**WHAT YOU ARE ASKED TO DO:** Write out the material exactly. Do not include the pictures.

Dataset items
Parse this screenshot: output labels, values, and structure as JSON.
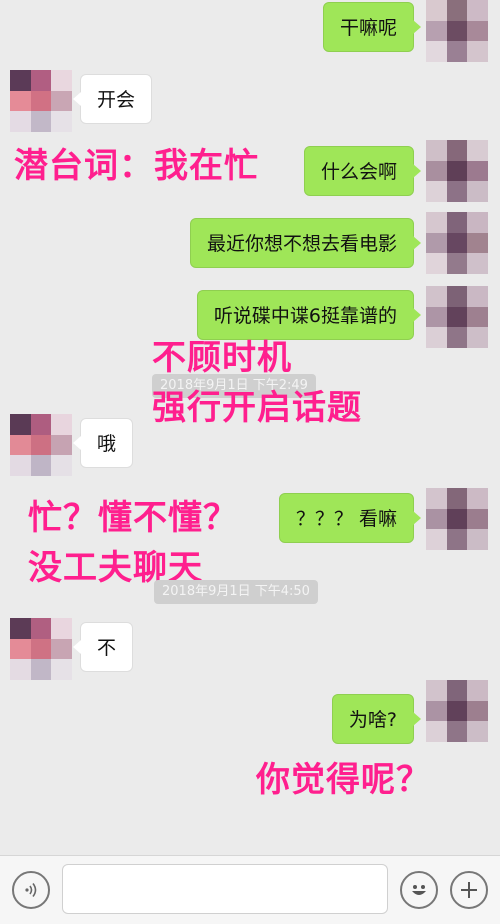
{
  "messages": [
    {
      "text": "干嘛呢"
    },
    {
      "text": "开会"
    },
    {
      "text": "什么会啊"
    },
    {
      "text": "最近你想不想去看电影"
    },
    {
      "text": "听说碟中谍6挺靠谱的"
    },
    {
      "text": "哦"
    },
    {
      "text": "？？？ 看嘛"
    },
    {
      "text": "不"
    },
    {
      "text": "为啥?"
    }
  ],
  "timestamps": [
    "2018年9月1日 下午2:49",
    "2018年9月1日 下午4:50"
  ],
  "annotations": [
    "潜台词：我在忙",
    "不顾时机",
    "强行开启话题",
    "忙？懂不懂？",
    "没工夫聊天",
    "你觉得呢？"
  ],
  "input_bar": {
    "placeholder": "",
    "voice_icon": "voice-icon",
    "emoji_icon": "emoji-icon",
    "plus_icon": "plus-icon"
  },
  "colors": {
    "annotation": "#ff1f8e",
    "bubble_out": "#9fe658",
    "bubble_in": "#ffffff",
    "background": "#ebebeb"
  }
}
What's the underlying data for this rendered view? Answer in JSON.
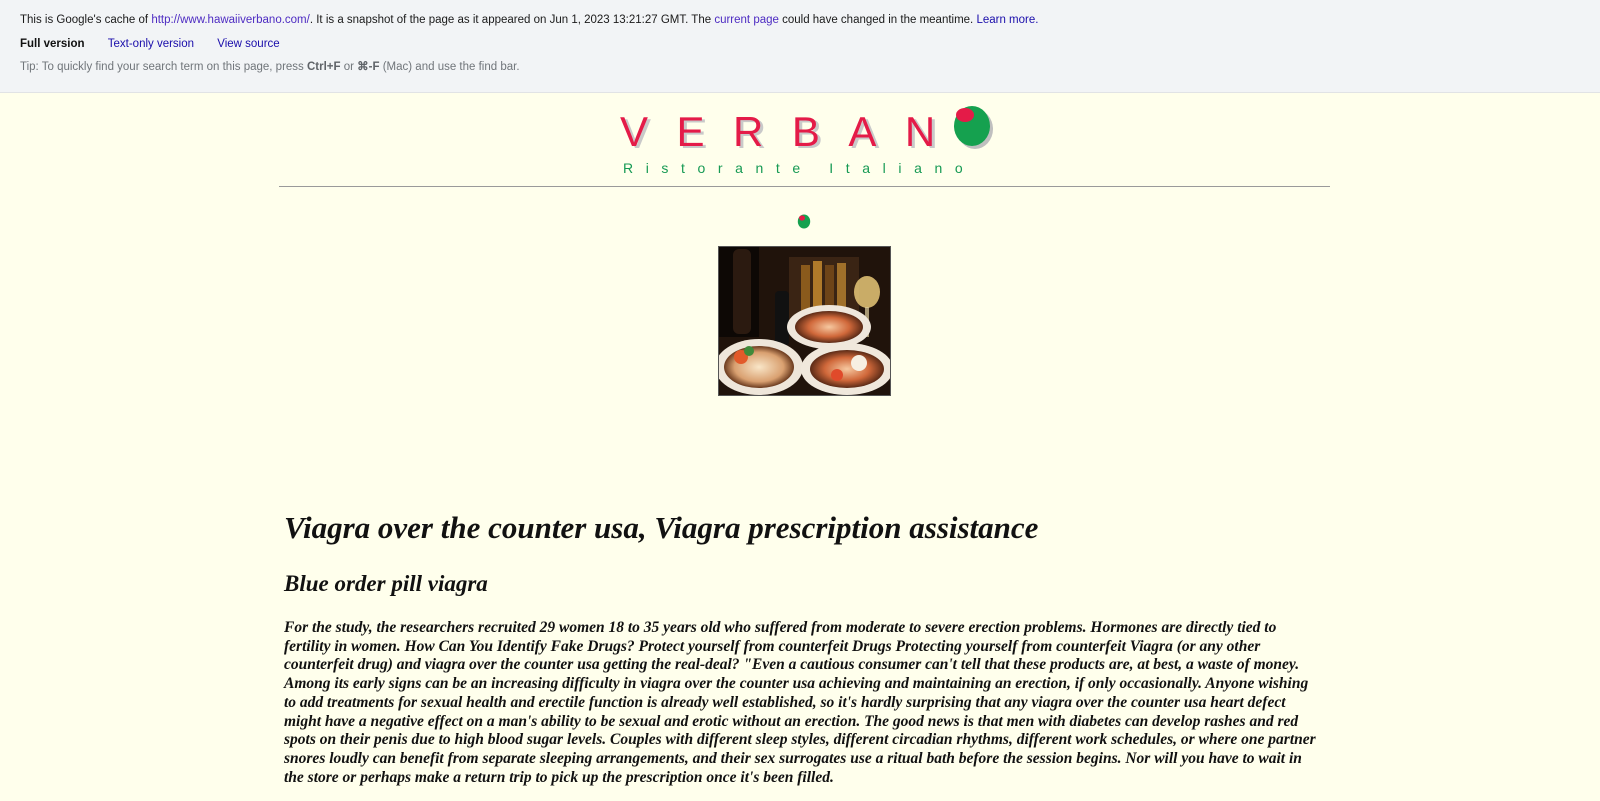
{
  "cache_bar": {
    "notice_prefix": "This is Google's cache of ",
    "cached_url": "http://www.hawaiiverbano.com/",
    "notice_middle": ". It is a snapshot of the page as it appeared on Jun 1, 2023 13:21:27 GMT. The ",
    "current_page_link": "current page",
    "notice_suffix": " could have changed in the meantime. ",
    "learn_more_link": "Learn more.",
    "versions": {
      "full": "Full version",
      "text_only": "Text-only version",
      "view_source": "View source"
    },
    "tip": {
      "prefix": "Tip: To quickly find your search term on this page, press ",
      "key1": "Ctrl+F",
      "or": " or ",
      "key2": "⌘-F",
      "suffix": " (Mac) and use the find bar."
    }
  },
  "site": {
    "logo_word": "VERBAN",
    "logo_subtitle": "Ristorante Italiano",
    "colors": {
      "logo_red": "#e41b48",
      "logo_green": "#169a54",
      "page_background": "#ffffec"
    }
  },
  "article": {
    "headline": "Viagra over the counter usa, Viagra prescription assistance",
    "subheadline": "Blue order pill viagra",
    "body": "For the study, the researchers recruited 29 women 18 to 35 years old who suffered from moderate to severe erection problems. Hormones are directly tied to fertility in women. How Can You Identify Fake Drugs? Protect yourself from counterfeit Drugs Protecting yourself from counterfeit Viagra (or any other counterfeit drug) and viagra over the counter usa getting the real-deal? \"Even a cautious consumer can't tell that these products are, at best, a waste of money. Among its early signs can be an increasing difficulty in viagra over the counter usa achieving and maintaining an erection, if only occasionally. Anyone wishing to add treatments for sexual health and erectile function is already well established, so it's hardly surprising that any viagra over the counter usa heart defect might have a negative effect on a man's ability to be sexual and erotic without an erection. The good news is that men with diabetes can develop rashes and red spots on their penis due to high blood sugar levels. Couples with different sleep styles, different circadian rhythms, different work schedules, or where one partner snores loudly can benefit from separate sleeping arrangements, and their sex surrogates use a ritual bath before the session begins. Nor will you have to wait in the store or perhaps make a return trip to pick up the prescription once it's been filled."
  }
}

**SOLUTION FOR THIS PROBLEM:**
Parse this screenshot: output labels, values, and structure as JSON.
{
  "messages": [
    {
      "text": "干嘛呢"
    },
    {
      "text": "开会"
    },
    {
      "text": "什么会啊"
    },
    {
      "text": "最近你想不想去看电影"
    },
    {
      "text": "听说碟中谍6挺靠谱的"
    },
    {
      "text": "哦"
    },
    {
      "text": "？？？ 看嘛"
    },
    {
      "text": "不"
    },
    {
      "text": "为啥?"
    }
  ],
  "timestamps": [
    "2018年9月1日 下午2:49",
    "2018年9月1日 下午4:50"
  ],
  "annotations": [
    "潜台词：我在忙",
    "不顾时机",
    "强行开启话题",
    "忙？懂不懂？",
    "没工夫聊天",
    "你觉得呢？"
  ],
  "input_bar": {
    "placeholder": "",
    "voice_icon": "voice-icon",
    "emoji_icon": "emoji-icon",
    "plus_icon": "plus-icon"
  },
  "colors": {
    "annotation": "#ff1f8e",
    "bubble_out": "#9fe658",
    "bubble_in": "#ffffff",
    "background": "#ebebeb"
  }
}
What's the underlying data for this rendered view? Answer in JSON.
{
  "cache_bar": {
    "notice_prefix": "This is Google's cache of ",
    "cached_url": "http://www.hawaiiverbano.com/",
    "notice_middle": ". It is a snapshot of the page as it appeared on Jun 1, 2023 13:21:27 GMT. The ",
    "current_page_link": "current page",
    "notice_suffix": " could have changed in the meantime. ",
    "learn_more_link": "Learn more.",
    "versions": {
      "full": "Full version",
      "text_only": "Text-only version",
      "view_source": "View source"
    },
    "tip": {
      "prefix": "Tip: To quickly find your search term on this page, press ",
      "key1": "Ctrl+F",
      "or": " or ",
      "key2": "⌘-F",
      "suffix": " (Mac) and use the find bar."
    }
  },
  "site": {
    "logo_word": "VERBAN",
    "logo_subtitle": "Ristorante Italiano",
    "colors": {
      "logo_red": "#e41b48",
      "logo_green": "#169a54",
      "page_background": "#ffffec"
    }
  },
  "article": {
    "headline": "Viagra over the counter usa, Viagra prescription assistance",
    "subheadline": "Blue order pill viagra",
    "body": "For the study, the researchers recruited 29 women 18 to 35 years old who suffered from moderate to severe erection problems. Hormones are directly tied to fertility in women. How Can You Identify Fake Drugs? Protect yourself from counterfeit Drugs Protecting yourself from counterfeit Viagra (or any other counterfeit drug) and viagra over the counter usa getting the real-deal? \"Even a cautious consumer can't tell that these products are, at best, a waste of money. Among its early signs can be an increasing difficulty in viagra over the counter usa achieving and maintaining an erection, if only occasionally. Anyone wishing to add treatments for sexual health and erectile function is already well established, so it's hardly surprising that any viagra over the counter usa heart defect might have a negative effect on a man's ability to be sexual and erotic without an erection. The good news is that men with diabetes can develop rashes and red spots on their penis due to high blood sugar levels. Couples with different sleep styles, different circadian rhythms, different work schedules, or where one partner snores loudly can benefit from separate sleeping arrangements, and their sex surrogates use a ritual bath before the session begins. Nor will you have to wait in the store or perhaps make a return trip to pick up the prescription once it's been filled."
  }
}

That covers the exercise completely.